→ **TASK DIRECTIONS**:
Reply with the count of lines holding "productie", nothing more.

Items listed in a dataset

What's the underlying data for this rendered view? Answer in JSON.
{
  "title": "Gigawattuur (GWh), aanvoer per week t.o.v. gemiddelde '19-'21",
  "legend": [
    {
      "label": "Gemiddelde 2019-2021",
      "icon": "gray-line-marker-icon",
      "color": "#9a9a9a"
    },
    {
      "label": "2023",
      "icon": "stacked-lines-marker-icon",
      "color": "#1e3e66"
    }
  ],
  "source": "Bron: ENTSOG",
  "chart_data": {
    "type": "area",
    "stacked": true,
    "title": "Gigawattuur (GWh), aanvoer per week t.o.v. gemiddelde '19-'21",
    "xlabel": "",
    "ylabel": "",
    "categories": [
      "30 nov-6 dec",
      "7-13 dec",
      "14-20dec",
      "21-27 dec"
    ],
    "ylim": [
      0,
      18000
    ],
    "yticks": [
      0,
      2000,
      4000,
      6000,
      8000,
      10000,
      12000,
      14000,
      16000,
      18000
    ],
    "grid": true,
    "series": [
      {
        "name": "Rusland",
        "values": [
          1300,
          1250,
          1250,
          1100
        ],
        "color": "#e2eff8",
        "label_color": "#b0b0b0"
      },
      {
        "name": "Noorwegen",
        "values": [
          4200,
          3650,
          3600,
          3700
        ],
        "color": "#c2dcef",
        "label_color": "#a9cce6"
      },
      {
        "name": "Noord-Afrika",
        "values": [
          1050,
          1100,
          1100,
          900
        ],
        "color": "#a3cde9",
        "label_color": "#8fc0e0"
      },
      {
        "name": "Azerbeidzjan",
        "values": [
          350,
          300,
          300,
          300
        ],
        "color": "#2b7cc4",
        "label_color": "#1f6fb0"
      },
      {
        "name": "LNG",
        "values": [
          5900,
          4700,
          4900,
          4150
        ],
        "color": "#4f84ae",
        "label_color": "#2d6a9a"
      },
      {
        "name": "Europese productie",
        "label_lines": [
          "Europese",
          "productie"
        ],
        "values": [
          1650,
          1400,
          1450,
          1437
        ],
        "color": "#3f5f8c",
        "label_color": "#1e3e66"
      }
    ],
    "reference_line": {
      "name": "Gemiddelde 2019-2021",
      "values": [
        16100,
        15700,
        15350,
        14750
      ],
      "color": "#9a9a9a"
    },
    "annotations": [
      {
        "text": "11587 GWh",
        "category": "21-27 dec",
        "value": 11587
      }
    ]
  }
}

...

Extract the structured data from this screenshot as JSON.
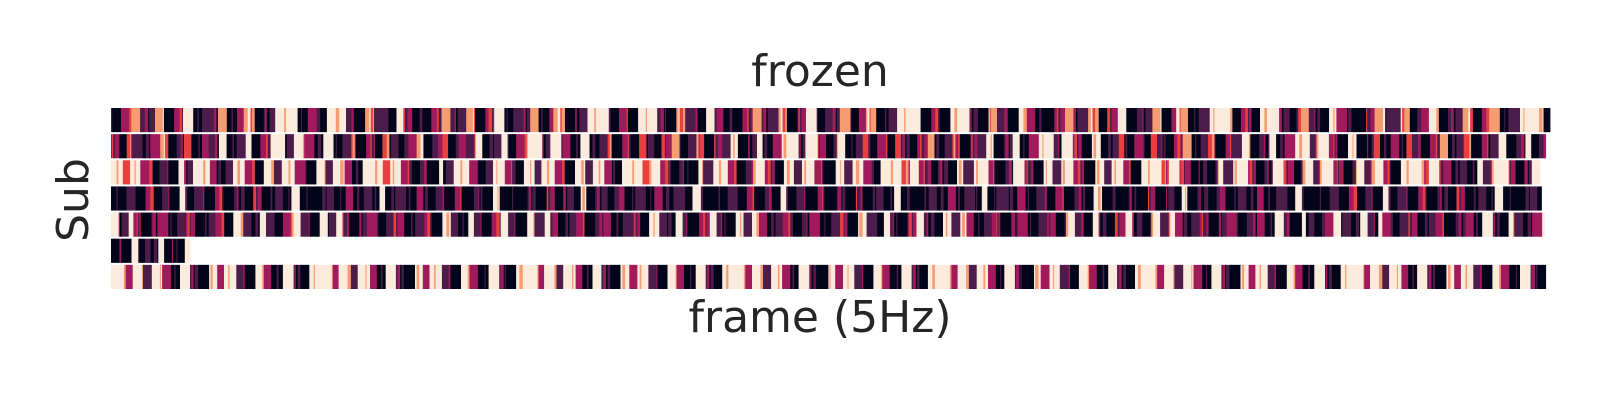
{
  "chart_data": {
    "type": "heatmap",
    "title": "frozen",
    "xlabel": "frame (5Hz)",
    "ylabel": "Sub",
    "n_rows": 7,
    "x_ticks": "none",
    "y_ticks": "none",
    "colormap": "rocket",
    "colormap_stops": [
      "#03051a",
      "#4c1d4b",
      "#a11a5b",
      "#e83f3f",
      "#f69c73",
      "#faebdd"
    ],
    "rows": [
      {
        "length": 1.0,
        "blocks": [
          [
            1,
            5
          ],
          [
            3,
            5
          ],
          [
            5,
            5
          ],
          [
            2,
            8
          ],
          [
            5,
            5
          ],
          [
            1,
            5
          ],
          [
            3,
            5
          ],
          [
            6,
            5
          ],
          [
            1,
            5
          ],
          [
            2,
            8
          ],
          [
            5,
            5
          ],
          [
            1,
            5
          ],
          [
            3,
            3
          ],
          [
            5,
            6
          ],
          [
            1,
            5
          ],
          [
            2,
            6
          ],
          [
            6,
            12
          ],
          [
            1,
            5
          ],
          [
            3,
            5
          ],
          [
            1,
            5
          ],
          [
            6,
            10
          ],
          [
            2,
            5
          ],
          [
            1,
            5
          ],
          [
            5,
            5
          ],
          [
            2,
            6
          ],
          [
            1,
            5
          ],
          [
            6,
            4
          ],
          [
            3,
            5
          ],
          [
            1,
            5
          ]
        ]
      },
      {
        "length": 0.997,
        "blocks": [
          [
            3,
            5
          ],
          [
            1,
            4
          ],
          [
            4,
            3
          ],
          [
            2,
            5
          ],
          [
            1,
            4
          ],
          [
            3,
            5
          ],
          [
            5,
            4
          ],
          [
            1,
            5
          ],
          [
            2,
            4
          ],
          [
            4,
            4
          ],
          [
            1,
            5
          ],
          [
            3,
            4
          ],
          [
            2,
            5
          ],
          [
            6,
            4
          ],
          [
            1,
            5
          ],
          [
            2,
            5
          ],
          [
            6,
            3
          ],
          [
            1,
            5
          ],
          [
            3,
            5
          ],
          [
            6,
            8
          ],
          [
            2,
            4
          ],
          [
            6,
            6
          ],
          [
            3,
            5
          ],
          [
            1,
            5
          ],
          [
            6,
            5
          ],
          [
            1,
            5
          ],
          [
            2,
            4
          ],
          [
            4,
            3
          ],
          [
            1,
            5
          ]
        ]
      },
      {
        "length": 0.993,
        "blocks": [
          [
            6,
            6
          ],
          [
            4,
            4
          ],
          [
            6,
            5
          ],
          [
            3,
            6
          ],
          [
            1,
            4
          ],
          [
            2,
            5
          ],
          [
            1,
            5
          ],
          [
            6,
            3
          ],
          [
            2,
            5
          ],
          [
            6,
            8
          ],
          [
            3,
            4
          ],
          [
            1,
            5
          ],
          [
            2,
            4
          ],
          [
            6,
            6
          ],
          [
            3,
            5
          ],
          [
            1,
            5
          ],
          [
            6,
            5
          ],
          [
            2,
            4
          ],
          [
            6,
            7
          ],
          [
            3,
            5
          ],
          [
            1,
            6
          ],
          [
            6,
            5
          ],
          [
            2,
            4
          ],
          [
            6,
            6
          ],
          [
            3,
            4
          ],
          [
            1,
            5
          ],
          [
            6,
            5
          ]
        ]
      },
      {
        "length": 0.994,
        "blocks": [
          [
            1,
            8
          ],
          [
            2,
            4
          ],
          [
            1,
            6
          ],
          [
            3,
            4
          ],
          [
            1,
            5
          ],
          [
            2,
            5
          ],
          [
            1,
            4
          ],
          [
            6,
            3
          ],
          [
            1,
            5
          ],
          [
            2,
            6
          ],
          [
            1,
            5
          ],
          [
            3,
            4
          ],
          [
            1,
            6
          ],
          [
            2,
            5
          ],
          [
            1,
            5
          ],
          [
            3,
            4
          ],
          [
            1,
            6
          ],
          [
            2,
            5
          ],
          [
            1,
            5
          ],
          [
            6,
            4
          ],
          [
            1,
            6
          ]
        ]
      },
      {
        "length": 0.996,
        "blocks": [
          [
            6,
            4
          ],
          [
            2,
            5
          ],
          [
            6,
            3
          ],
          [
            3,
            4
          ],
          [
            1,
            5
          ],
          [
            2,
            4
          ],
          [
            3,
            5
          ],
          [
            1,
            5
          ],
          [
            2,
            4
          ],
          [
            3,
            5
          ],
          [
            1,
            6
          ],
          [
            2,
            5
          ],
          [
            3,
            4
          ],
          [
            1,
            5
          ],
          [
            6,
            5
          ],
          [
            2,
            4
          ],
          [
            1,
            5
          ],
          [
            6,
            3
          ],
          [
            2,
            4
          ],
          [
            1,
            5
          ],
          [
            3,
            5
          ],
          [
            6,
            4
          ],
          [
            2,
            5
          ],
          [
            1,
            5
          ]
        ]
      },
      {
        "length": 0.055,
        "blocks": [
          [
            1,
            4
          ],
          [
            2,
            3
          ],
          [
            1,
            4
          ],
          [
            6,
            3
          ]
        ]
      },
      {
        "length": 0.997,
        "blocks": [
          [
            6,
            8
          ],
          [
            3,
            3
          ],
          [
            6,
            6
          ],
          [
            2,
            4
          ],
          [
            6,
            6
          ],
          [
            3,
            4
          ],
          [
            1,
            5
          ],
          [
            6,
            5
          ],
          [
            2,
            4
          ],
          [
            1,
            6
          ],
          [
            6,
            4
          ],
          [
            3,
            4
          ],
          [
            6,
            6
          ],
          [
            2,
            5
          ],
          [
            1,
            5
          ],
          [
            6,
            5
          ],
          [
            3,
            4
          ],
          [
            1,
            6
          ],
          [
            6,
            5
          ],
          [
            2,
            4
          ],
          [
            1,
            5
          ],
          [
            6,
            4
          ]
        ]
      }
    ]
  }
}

→ **TASK RESPONSE**:
2